Stored data
──────
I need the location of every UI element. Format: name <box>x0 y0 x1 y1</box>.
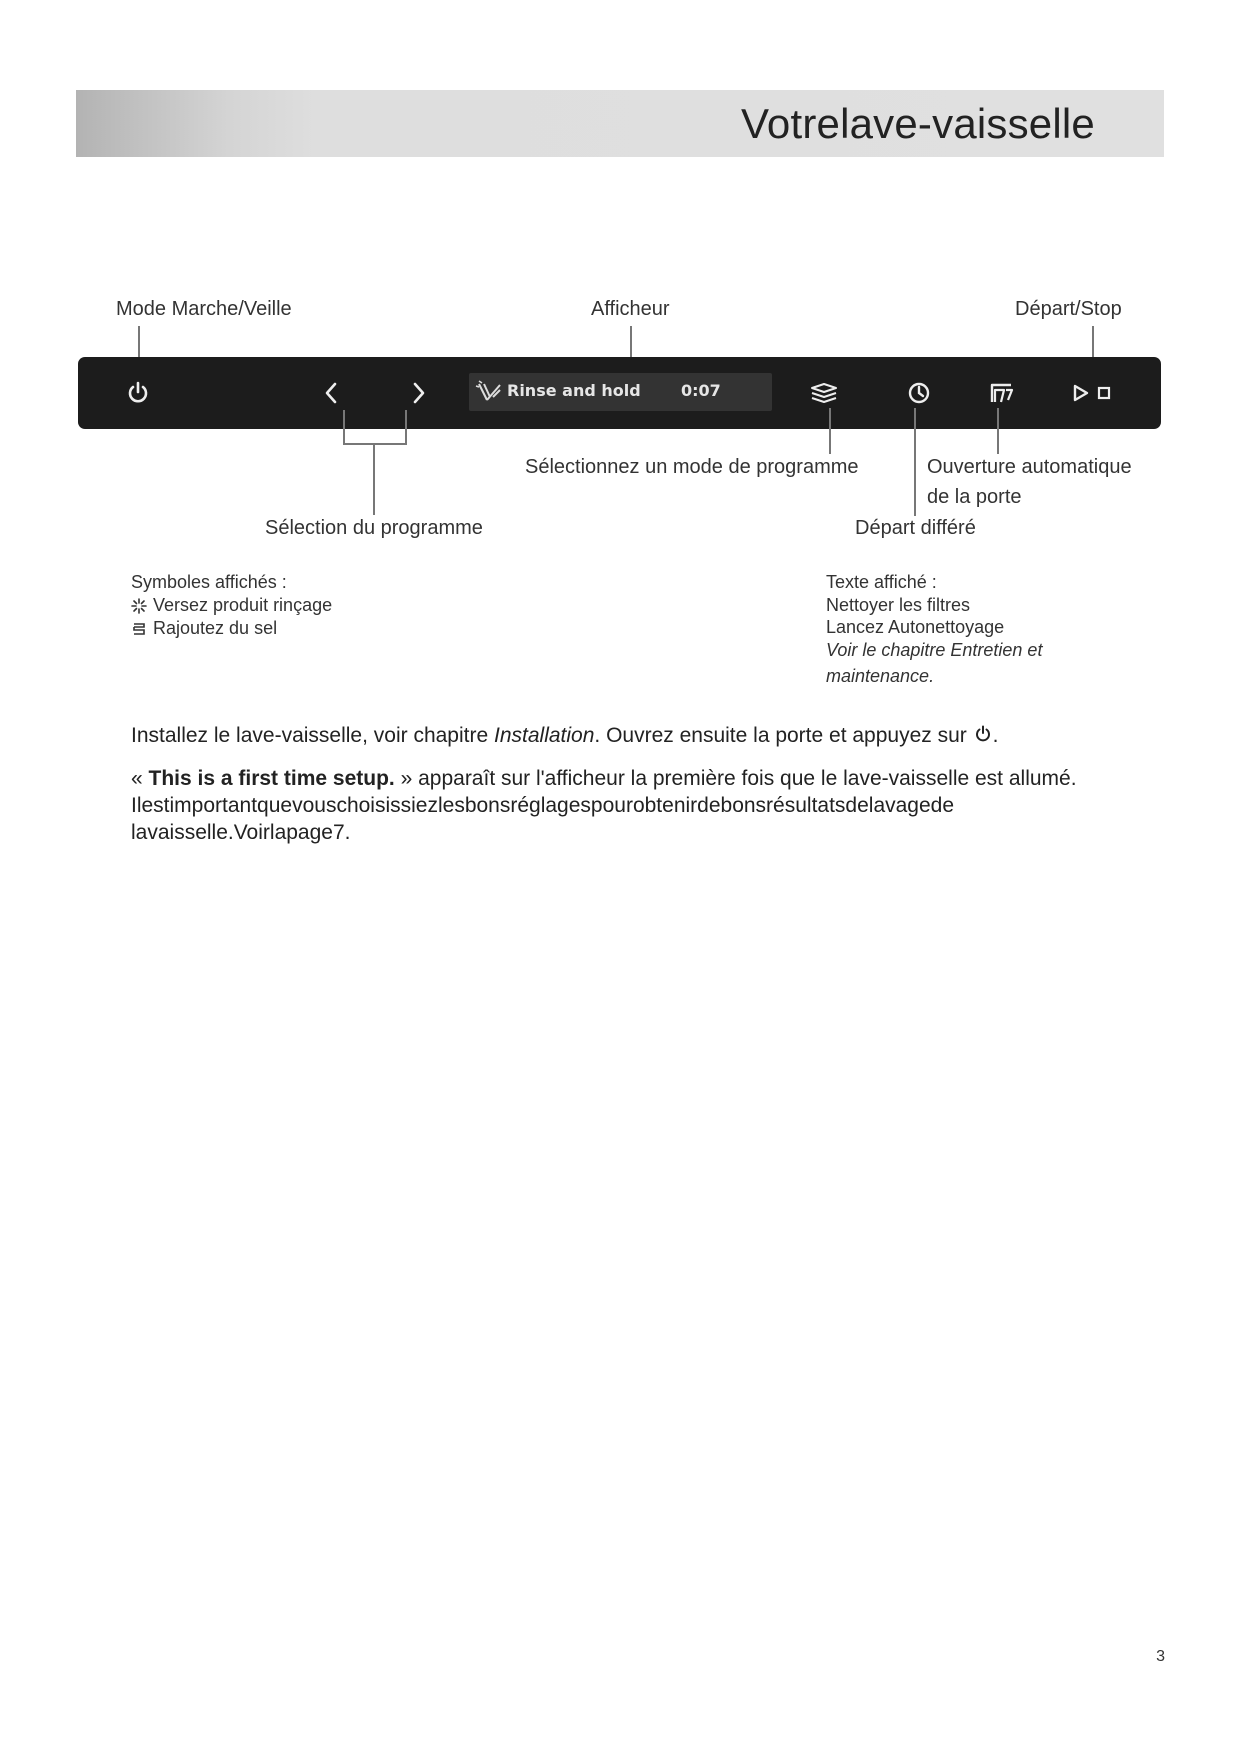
leader-line-program-selection <box>373 443 375 515</box>
chevron-left-icon[interactable] <box>316 378 346 408</box>
body-p2-open-quote: « <box>131 767 149 790</box>
text-note-item2: Lancez Autonettoyage <box>826 617 1005 637</box>
program-mode-icon[interactable] <box>809 378 839 408</box>
door-open-icon[interactable] <box>986 378 1016 408</box>
callout-program-selection: Sélection du programme <box>265 517 483 539</box>
leader-line-program-mode <box>829 408 831 454</box>
callout-auto-open-line2: de la porte <box>927 486 1022 508</box>
text-note-title: Texte affiché : <box>826 572 937 592</box>
body-p2-line2: Ilestimportantquevouschoisissiezlesbonsréglagespourobtenirdebonsrésultatsdelavagede <box>131 794 955 817</box>
page-number: 3 <box>1156 1648 1165 1665</box>
body-p1-text: Installez le lave-vaisselle, voir chapitre <box>131 724 494 747</box>
callout-start-stop: Départ/Stop <box>1015 298 1122 320</box>
body-p1-end: . <box>992 724 999 747</box>
salt-icon <box>131 621 147 637</box>
chevron-right-icon[interactable] <box>404 378 434 408</box>
display-program-text: Rinse and hold <box>507 381 641 400</box>
leader-line-auto-open <box>997 408 999 454</box>
display-time: 0:07 <box>681 381 721 400</box>
display-screen <box>469 373 772 411</box>
symbols-note-item2: Rajoutez du sel <box>153 618 278 638</box>
text-note-item3: Voir le chapitre Entretien et <box>826 639 1043 660</box>
clock-icon[interactable] <box>904 378 934 408</box>
callout-program-mode: Sélectionnez un mode de programme <box>525 456 859 478</box>
body-paragraph-2 <box>131 765 1077 846</box>
symbols-note-item-salt <box>131 617 332 640</box>
symbols-note-item1: Versez produit rinçage <box>153 595 333 615</box>
text-note-item1: Nettoyer les filtres <box>826 594 971 615</box>
bracket-right-leg <box>405 410 407 445</box>
power-icon-inline <box>973 724 993 744</box>
leader-line-delayed-start <box>914 408 916 516</box>
power-icon[interactable] <box>123 378 153 408</box>
body-p2-line3: lavaisselle.Voirlapage7. <box>131 821 351 844</box>
text-note <box>826 571 1042 688</box>
rinse-aid-icon <box>131 598 147 614</box>
play-icon[interactable] <box>1070 378 1092 408</box>
symbols-note <box>131 571 332 640</box>
text-note-item4: maintenance. <box>826 666 935 686</box>
bracket-left-leg <box>343 410 345 445</box>
body-p1-link-installation: Installation <box>494 724 595 747</box>
symbols-note-title: Symboles affichés : <box>131 572 287 592</box>
body-p1-text-after: . Ouvrez ensuite la porte et appuyez sur <box>594 724 973 747</box>
callout-delayed-start: Départ différé <box>855 517 976 539</box>
bracket-bar <box>343 443 407 445</box>
symbols-note-item-rinse <box>131 594 332 617</box>
body-p2-bold: This is a first time setup. <box>148 767 395 790</box>
callout-display: Afficheur <box>591 298 670 320</box>
body-paragraph-1 <box>131 722 998 749</box>
body-p2-rest: » apparaît sur l'afficheur la première fois que le lave-vaisselle est allumé. <box>394 767 1077 790</box>
page-title: Votrelave-vaisselle <box>741 100 1095 147</box>
stop-icon[interactable] <box>1094 378 1116 408</box>
rinse-icon <box>473 377 503 407</box>
callout-auto-open-line1: Ouverture automatique <box>927 456 1132 478</box>
callout-power-mode: Mode Marche/Veille <box>116 298 292 320</box>
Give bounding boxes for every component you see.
──────
Task directions: Copy the records above again, swapping every "interactable" for "clickable" and leaving everything else as it is. Leave the pictures out of your answer.

Completed exercise:
I need the location of every UI element. Format: name <box>x0 y0 x1 y1</box>.
leader-line-program-selection <box>373 443 375 515</box>
chevron-left-icon[clickable] <box>316 378 346 408</box>
body-p2-open-quote: « <box>131 767 149 790</box>
text-note-item2: Lancez Autonettoyage <box>826 617 1005 637</box>
program-mode-icon[clickable] <box>809 378 839 408</box>
door-open-icon[clickable] <box>986 378 1016 408</box>
callout-program-selection: Sélection du programme <box>265 517 483 539</box>
leader-line-program-mode <box>829 408 831 454</box>
callout-auto-open-line2: de la porte <box>927 486 1022 508</box>
text-note-title: Texte affiché : <box>826 572 937 592</box>
body-p2-line2: Ilestimportantquevouschoisissiezlesbonsréglagespourobtenirdebonsrésultatsdelavagede <box>131 794 955 817</box>
page-number: 3 <box>1156 1648 1165 1665</box>
body-p1-text: Installez le lave-vaisselle, voir chapitre <box>131 724 494 747</box>
callout-start-stop: Départ/Stop <box>1015 298 1122 320</box>
body-p1-end: . <box>992 724 999 747</box>
salt-icon <box>131 621 147 637</box>
chevron-right-icon[clickable] <box>404 378 434 408</box>
display-program-text: Rinse and hold <box>507 381 641 400</box>
leader-line-auto-open <box>997 408 999 454</box>
display-time: 0:07 <box>681 381 721 400</box>
display-screen <box>469 373 772 411</box>
symbols-note-item2: Rajoutez du sel <box>153 618 278 638</box>
text-note-item3: Voir le chapitre Entretien et <box>826 639 1043 660</box>
clock-icon[clickable] <box>904 378 934 408</box>
callout-program-mode: Sélectionnez un mode de programme <box>525 456 859 478</box>
body-paragraph-2 <box>131 765 1077 846</box>
symbols-note-item-salt <box>131 617 332 640</box>
symbols-note-item1: Versez produit rinçage <box>153 595 333 615</box>
text-note-item1: Nettoyer les filtres <box>826 594 971 615</box>
bracket-right-leg <box>405 410 407 445</box>
power-icon-inline <box>973 724 993 744</box>
leader-line-delayed-start <box>914 408 916 516</box>
power-icon[clickable] <box>123 378 153 408</box>
body-p2-line3: lavaisselle.Voirlapage7. <box>131 821 351 844</box>
text-note <box>826 571 1042 688</box>
rinse-aid-icon <box>131 598 147 614</box>
play-icon[clickable] <box>1070 378 1092 408</box>
symbols-note <box>131 571 332 640</box>
text-note-item4: maintenance. <box>826 666 935 686</box>
bracket-left-leg <box>343 410 345 445</box>
body-p1-link-installation: Installation <box>494 724 595 747</box>
symbols-note-title: Symboles affichés : <box>131 572 287 592</box>
body-p1-text-after: . Ouvrez ensuite la porte et appuyez sur <box>594 724 973 747</box>
callout-delayed-start: Départ différé <box>855 517 976 539</box>
bracket-bar <box>343 443 407 445</box>
symbols-note-item-rinse <box>131 594 332 617</box>
body-p2-bold: This is a first time setup. <box>148 767 395 790</box>
callout-display: Afficheur <box>591 298 670 320</box>
body-paragraph-1 <box>131 722 998 749</box>
body-p2-rest: » apparaît sur l'afficheur la première fois que le lave-vaisselle est allumé. <box>394 767 1077 790</box>
page-title: Votrelave-vaisselle <box>741 100 1095 147</box>
stop-icon[clickable] <box>1094 378 1116 408</box>
rinse-icon <box>473 377 503 407</box>
callout-auto-open-line1: Ouverture automatique <box>927 456 1132 478</box>
callout-power-mode: Mode Marche/Veille <box>116 298 292 320</box>
Give bounding boxes for every component you see.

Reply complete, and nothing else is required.